▶ _Kutipan Halaman_
══════════════════════════════
Hukrim

Keterangan Saksi Ahli, Ungkap Kejanggalan Penetapan Nenek Asifa Sebagai Tersangka

SURABAYA – HKNews.info : Saksi ahli Prof Dr Sardjijono, SH, M.Hum, yang dihadirkan kuasa hukum Asifa, dalam sidang praperadilan hari Rabu (6/3) di Pengadilan Negeri Surabaya, mengungkapkan fakta hukum ihwal aturan yang ternyata banyak dilanggar oleh tergugat praperadilan, dalam hal ini Penyidik Polda Jaitm.

Dalam sidang, Guru Besar Ilmu Hukum Universitas Bhayangkara (Ubhara) Surabaya, ini antara lain menjelaskan soal perbedaan alat bukti dan barang bukti, sampai soal kaitan Pasal 263 (2) KUHP yang tidak bisa dipisahkan dari pasal 263 (1) KUHP.
══════════════════════════════
▶ _Entri Hasil Ekstraksi_
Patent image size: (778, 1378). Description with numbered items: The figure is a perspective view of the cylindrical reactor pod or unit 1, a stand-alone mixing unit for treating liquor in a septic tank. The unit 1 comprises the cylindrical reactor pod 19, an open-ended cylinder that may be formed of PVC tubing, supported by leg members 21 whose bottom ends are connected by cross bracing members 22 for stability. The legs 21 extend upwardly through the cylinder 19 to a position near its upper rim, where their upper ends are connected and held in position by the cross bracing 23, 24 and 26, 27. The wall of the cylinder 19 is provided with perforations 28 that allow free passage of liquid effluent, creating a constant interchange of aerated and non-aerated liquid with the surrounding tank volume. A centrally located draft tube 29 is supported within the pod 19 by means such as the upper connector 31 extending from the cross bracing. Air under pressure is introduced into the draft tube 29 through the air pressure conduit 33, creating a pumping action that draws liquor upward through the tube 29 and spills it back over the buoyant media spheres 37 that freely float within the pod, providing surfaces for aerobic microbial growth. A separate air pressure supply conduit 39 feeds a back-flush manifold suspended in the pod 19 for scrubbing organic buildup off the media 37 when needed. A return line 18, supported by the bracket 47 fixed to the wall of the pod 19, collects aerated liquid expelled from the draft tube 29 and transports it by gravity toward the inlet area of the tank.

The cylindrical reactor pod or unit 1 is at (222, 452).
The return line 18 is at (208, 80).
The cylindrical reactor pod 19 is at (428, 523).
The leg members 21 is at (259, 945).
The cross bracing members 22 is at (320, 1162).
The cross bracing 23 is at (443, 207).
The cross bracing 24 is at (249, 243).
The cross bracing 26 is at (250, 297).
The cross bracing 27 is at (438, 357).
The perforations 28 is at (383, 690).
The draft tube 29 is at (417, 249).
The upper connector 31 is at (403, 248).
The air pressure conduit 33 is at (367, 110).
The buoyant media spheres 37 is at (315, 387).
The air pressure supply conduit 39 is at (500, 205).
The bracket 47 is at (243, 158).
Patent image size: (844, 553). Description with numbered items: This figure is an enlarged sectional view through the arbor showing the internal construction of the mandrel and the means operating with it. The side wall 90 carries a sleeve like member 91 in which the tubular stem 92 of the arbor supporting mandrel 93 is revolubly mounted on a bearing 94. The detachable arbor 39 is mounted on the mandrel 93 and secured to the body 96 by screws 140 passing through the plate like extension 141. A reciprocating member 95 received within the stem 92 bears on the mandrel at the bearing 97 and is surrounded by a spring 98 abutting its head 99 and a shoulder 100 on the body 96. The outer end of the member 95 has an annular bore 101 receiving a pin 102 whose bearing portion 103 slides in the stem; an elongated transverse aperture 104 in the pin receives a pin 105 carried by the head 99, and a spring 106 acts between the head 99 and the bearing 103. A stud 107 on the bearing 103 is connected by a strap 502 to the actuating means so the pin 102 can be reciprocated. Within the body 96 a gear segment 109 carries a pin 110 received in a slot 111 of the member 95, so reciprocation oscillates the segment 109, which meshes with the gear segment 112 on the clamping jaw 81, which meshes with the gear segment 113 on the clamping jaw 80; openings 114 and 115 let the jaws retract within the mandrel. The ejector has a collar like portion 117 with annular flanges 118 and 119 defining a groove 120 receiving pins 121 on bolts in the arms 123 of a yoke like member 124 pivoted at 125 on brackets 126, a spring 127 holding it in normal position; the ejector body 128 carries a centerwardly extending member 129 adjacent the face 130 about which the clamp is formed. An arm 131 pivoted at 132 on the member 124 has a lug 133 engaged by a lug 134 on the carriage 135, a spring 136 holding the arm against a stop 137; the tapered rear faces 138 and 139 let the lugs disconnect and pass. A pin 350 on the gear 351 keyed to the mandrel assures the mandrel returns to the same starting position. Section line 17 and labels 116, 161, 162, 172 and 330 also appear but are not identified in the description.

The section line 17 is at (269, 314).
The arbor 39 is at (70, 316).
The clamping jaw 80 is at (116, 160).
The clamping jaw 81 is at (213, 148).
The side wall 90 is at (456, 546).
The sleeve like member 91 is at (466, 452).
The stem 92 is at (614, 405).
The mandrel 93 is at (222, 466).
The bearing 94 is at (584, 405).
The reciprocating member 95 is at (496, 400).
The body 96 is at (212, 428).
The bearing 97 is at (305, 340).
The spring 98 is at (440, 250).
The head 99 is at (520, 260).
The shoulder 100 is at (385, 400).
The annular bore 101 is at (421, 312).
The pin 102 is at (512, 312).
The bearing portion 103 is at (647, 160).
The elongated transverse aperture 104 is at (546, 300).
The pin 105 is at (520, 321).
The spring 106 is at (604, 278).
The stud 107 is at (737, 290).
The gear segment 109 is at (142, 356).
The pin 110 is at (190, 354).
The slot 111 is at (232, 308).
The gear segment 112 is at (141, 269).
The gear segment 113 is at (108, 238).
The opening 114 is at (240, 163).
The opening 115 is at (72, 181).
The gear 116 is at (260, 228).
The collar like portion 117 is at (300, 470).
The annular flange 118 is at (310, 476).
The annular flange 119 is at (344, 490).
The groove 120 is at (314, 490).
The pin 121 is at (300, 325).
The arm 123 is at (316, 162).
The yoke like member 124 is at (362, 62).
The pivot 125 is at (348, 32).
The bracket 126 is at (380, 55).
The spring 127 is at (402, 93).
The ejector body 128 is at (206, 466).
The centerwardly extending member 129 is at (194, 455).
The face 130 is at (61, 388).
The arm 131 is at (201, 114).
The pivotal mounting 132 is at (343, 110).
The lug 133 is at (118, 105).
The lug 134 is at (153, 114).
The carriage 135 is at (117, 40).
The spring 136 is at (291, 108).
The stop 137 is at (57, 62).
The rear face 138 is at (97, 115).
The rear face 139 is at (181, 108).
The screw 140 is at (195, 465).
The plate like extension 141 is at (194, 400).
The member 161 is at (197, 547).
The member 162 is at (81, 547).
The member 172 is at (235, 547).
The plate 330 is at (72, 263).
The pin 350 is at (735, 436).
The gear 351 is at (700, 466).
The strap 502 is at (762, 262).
══════════════════════════════
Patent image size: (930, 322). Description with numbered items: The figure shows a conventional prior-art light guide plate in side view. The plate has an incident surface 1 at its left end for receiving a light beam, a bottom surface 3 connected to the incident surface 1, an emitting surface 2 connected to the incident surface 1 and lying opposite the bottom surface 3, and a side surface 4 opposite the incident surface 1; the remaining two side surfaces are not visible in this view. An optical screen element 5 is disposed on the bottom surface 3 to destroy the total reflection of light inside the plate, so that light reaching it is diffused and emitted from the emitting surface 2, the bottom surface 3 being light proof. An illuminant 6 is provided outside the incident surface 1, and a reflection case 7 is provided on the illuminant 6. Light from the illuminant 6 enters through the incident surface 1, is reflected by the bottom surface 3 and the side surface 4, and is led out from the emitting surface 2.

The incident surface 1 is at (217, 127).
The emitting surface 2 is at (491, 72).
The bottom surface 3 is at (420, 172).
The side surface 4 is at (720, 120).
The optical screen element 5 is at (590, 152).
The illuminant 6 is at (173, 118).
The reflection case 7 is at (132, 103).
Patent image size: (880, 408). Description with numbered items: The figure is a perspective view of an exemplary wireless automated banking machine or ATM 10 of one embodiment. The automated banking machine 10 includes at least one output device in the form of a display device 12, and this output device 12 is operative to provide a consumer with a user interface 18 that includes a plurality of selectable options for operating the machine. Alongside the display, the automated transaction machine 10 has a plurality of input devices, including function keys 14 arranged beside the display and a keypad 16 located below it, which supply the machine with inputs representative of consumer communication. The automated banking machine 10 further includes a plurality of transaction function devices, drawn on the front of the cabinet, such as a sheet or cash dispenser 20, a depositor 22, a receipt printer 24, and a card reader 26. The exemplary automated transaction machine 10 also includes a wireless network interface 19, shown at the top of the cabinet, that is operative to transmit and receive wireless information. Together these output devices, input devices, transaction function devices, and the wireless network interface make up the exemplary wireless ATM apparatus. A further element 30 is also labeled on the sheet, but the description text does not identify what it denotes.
══════════════════════════════
▶ _Tugas Tertulis 1_
Menurut berita sidang praperadilan, mengapa penyidik kepolisian dipersoalkan oleh saksi ahli? Jawab dalam satu sampai tiga kalimat.
▶ _Tugas Tertulis 2_
Tuliskan kembali dengan tepat bagian dari berita sidang praperadilan, dimulai dari "SURABAYA – HKNews.info" dan berlanjut sampai "Penyidik Polda Jaitm.".

▶ _Jawaban 1_
Penyidik kepolisian menjadi tergugat dalam praperadilan itu. Saksi ahli mengungkapkan fakta hukum bahwa aturan ternyata banyak dilanggar oleh pihak tergugat tersebut.

▶ _Jawaban 2_
SURABAYA – HKNews.info : Saksi ahli Prof Dr Sardjijono, SH, M.Hum, yang dihadirkan kuasa hukum Asifa, dalam sidang praperadilan hari Rabu (6/3) di Pengadilan Negeri Surabaya, mengungkapkan fakta hukum ihwal aturan yang ternyata banyak dilanggar oleh tergugat praperadilan, dalam hal ini Penyidik Polda Jaitm.